## Goal
Examine the entries below, count the lines holding the string "extract", and respond with the number only.

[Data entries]
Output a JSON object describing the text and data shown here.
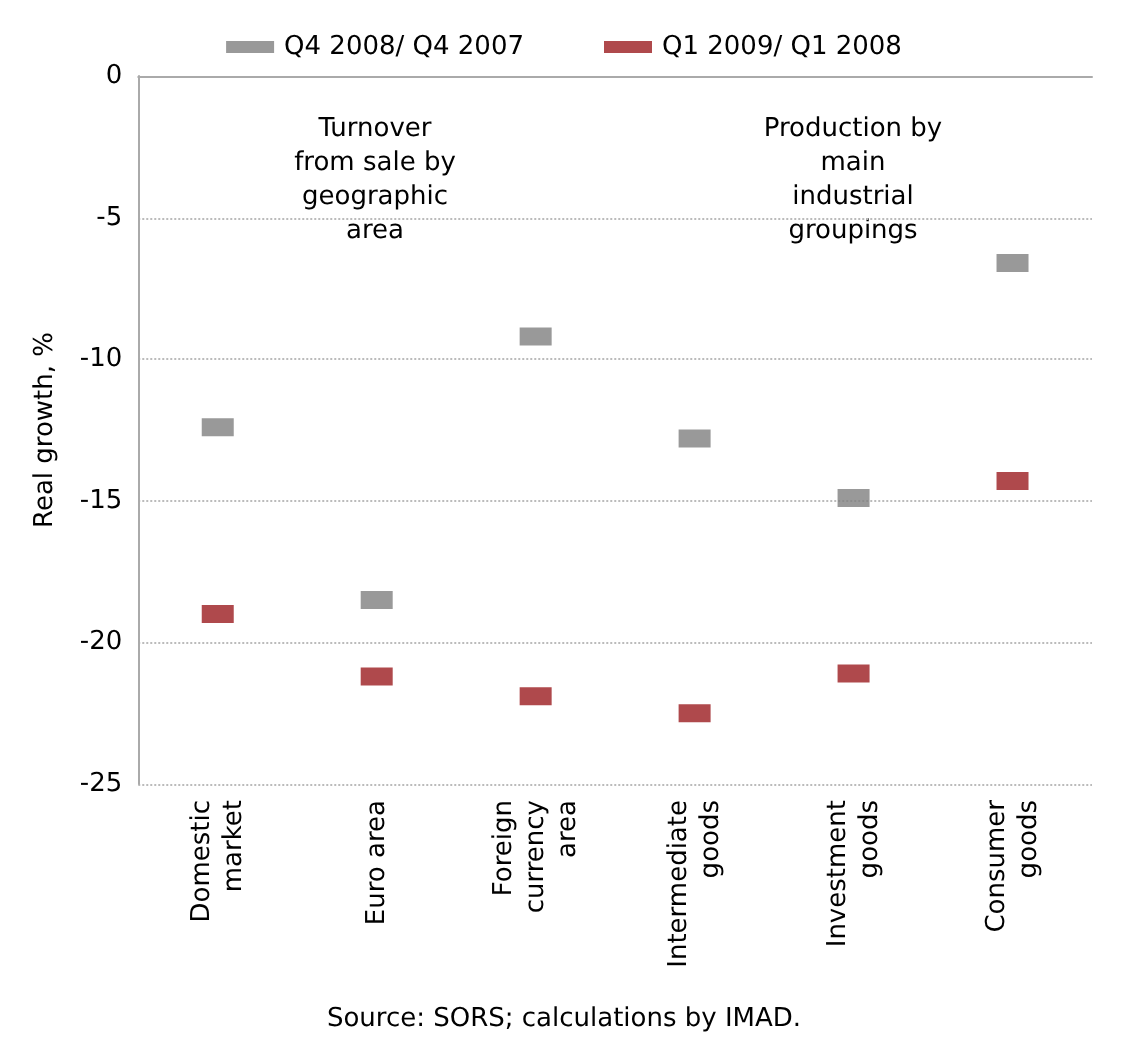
{
  "chart_data": {
    "type": "scatter",
    "ylabel": "Real growth, %",
    "categories": [
      "Domestic\nmarket",
      "Euro area",
      "Foreign\ncurrency\narea",
      "Intermediate\ngoods",
      "Investment\ngoods",
      "Consumer\ngoods"
    ],
    "series": [
      {
        "name": "Q4 2008/ Q4 2007",
        "color": "#7f7f7f",
        "values": [
          -12.4,
          -18.5,
          -9.2,
          -12.8,
          -14.9,
          -6.6
        ]
      },
      {
        "name": "Q1 2009/ Q1 2008",
        "color": "#9b1b1f",
        "values": [
          -19.0,
          -21.2,
          -21.9,
          -22.5,
          -21.1,
          -14.3
        ]
      }
    ],
    "ylim": [
      -25,
      0
    ],
    "yticks": [
      -25,
      -20,
      -15,
      -10,
      -5,
      0
    ],
    "grid": "y",
    "legend": "top",
    "marker": "square",
    "annotations": [
      "Turnover\nfrom sale by\ngeographic\narea",
      "Production by\nmain\nindustrial\ngroupings",
      "Source: SORS; calculations by IMAD."
    ]
  }
}
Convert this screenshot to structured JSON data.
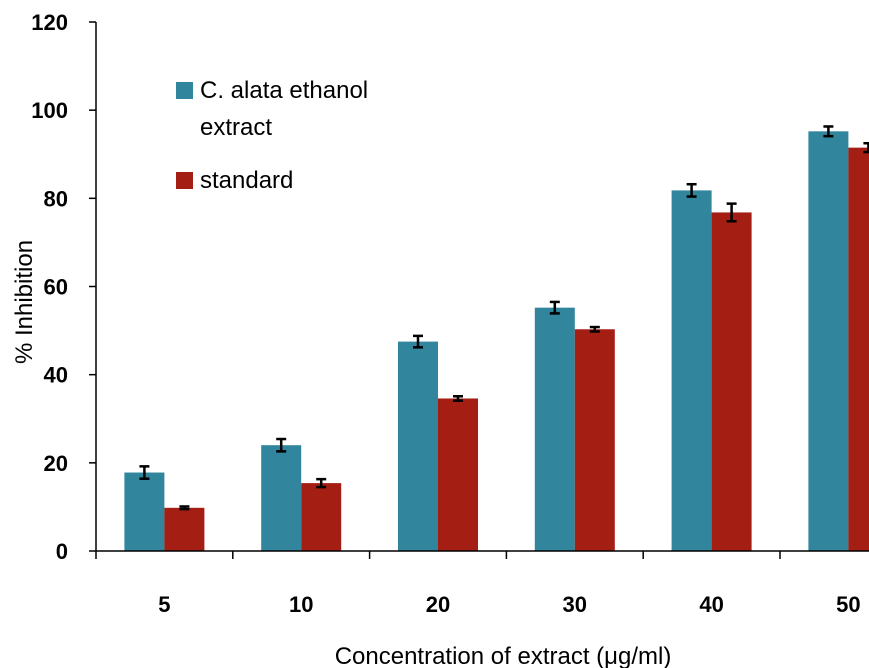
{
  "chart_data": {
    "type": "bar",
    "title": "",
    "xlabel": "Concentration of extract (μg/ml)",
    "ylabel": "% Inhibition",
    "categories": [
      "5",
      "10",
      "20",
      "30",
      "40",
      "50"
    ],
    "ylim": [
      0,
      120
    ],
    "yticks": [
      "0",
      "20",
      "40",
      "60",
      "80",
      "100",
      "120"
    ],
    "grid": false,
    "legend_position": "top-left",
    "series": [
      {
        "name": "C. alata ethanol extract",
        "name_lines": [
          "C. alata ethanol",
          "extract"
        ],
        "color": "#31859c",
        "values": [
          17.8,
          24.0,
          47.5,
          55.2,
          81.8,
          95.2
        ],
        "errors": [
          1.4,
          1.4,
          1.3,
          1.3,
          1.4,
          1.1
        ]
      },
      {
        "name": "standard",
        "name_lines": [
          "standard"
        ],
        "color": "#a51e14",
        "values": [
          9.8,
          15.4,
          34.6,
          50.3,
          76.8,
          91.5
        ],
        "errors": [
          0.3,
          0.9,
          0.5,
          0.5,
          2.0,
          1.0
        ]
      }
    ]
  }
}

## Task response
3